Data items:

-- start --

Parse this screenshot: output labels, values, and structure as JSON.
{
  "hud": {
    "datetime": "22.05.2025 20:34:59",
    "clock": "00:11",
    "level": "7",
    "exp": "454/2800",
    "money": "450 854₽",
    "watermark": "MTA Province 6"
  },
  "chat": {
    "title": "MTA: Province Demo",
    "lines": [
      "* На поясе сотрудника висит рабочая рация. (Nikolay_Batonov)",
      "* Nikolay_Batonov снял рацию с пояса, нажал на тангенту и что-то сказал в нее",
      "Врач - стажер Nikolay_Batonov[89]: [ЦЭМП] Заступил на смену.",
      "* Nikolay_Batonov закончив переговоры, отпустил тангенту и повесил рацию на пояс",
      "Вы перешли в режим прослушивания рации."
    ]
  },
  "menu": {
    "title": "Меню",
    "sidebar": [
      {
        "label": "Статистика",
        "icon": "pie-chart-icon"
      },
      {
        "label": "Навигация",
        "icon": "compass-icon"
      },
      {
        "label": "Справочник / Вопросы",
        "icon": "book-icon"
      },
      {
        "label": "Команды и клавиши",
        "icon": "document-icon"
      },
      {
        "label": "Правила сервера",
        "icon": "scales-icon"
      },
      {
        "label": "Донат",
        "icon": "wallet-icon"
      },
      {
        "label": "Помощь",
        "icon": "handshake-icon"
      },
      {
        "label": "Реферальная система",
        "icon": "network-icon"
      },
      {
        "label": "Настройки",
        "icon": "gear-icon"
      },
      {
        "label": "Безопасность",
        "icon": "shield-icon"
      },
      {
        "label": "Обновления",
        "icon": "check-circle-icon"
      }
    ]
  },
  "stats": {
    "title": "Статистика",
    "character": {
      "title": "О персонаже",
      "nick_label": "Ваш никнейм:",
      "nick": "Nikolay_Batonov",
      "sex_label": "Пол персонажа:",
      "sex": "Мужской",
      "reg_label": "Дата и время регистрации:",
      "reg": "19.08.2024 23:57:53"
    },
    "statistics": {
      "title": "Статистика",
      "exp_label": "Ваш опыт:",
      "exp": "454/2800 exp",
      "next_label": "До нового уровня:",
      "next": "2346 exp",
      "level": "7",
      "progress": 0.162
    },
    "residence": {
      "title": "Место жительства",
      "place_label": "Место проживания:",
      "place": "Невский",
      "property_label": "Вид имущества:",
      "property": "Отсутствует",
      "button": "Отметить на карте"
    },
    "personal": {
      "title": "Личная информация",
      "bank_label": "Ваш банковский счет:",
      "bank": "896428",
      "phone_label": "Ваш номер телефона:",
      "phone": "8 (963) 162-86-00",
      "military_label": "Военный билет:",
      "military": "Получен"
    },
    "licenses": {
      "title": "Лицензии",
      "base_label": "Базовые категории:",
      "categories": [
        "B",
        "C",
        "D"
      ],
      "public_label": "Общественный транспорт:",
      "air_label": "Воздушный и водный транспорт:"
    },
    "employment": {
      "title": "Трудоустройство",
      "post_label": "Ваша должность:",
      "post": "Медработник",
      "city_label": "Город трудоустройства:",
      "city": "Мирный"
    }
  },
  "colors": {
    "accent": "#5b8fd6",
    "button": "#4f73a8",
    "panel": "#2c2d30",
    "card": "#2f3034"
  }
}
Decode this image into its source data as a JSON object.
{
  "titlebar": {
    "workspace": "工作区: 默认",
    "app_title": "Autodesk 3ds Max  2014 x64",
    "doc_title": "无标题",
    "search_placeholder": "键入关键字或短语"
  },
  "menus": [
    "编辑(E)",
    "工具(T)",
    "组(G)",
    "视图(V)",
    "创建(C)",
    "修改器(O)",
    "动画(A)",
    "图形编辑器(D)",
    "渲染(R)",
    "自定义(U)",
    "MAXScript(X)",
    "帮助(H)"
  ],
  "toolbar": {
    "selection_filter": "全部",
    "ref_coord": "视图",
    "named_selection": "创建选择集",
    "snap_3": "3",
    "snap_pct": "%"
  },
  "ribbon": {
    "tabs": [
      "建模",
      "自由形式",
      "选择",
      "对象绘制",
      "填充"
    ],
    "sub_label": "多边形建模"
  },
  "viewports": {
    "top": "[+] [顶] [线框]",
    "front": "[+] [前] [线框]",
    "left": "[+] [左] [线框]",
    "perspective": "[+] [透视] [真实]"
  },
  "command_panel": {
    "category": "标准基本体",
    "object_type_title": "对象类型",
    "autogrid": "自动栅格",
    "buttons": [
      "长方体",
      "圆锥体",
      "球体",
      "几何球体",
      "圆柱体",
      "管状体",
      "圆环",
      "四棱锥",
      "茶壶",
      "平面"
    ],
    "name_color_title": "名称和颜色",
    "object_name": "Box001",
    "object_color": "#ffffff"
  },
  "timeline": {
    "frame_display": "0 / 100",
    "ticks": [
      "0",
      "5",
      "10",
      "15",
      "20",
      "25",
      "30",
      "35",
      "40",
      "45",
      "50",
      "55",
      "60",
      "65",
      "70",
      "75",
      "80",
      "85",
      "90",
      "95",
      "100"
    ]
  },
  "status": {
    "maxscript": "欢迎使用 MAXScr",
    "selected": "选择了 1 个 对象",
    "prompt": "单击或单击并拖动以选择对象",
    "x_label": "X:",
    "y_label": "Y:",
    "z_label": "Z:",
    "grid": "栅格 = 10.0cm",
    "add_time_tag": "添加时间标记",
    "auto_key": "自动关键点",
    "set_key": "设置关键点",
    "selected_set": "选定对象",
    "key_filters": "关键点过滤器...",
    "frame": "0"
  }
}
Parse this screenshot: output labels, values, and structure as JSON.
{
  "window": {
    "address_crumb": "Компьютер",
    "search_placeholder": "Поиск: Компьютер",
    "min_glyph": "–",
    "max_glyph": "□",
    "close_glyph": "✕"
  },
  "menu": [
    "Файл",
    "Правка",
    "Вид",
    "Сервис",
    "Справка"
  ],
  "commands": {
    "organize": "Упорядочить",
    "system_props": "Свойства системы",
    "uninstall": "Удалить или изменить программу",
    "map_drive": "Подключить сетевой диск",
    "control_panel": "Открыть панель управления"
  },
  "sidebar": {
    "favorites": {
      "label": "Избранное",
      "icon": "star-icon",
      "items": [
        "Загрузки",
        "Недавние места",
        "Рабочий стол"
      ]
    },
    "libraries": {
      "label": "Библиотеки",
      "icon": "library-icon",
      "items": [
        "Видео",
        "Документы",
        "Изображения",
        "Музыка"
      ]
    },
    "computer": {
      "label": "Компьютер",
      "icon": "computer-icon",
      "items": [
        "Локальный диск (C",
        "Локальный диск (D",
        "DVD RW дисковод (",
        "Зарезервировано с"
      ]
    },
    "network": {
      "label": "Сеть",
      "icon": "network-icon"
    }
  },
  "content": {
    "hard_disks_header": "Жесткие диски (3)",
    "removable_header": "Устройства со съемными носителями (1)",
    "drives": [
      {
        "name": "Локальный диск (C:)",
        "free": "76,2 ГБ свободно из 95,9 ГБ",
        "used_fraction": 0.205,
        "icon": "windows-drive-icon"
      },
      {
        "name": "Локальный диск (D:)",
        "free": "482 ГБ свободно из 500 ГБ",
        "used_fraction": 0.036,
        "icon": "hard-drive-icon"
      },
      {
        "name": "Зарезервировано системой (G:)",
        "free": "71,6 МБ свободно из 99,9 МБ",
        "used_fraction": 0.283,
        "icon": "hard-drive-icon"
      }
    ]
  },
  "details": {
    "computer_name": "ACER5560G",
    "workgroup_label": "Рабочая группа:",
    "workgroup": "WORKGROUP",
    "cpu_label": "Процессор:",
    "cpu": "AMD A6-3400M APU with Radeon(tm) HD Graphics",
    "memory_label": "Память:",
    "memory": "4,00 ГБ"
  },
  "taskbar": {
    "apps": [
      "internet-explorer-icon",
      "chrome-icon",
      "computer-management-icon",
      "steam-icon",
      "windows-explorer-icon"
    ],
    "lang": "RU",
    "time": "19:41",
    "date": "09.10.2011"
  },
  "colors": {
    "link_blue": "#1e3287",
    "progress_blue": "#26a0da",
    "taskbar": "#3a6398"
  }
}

-- end --

TASK TO CARRY OUT: Of the lines above, copy each that contains "free".

RESPONSE TO THIS EXERCISE:
        "free": "76,2 ГБ свободно из 95,9 ГБ",
        "free": "482 ГБ свободно из 500 ГБ",
        "free": "71,6 МБ свободно из 99,9 МБ",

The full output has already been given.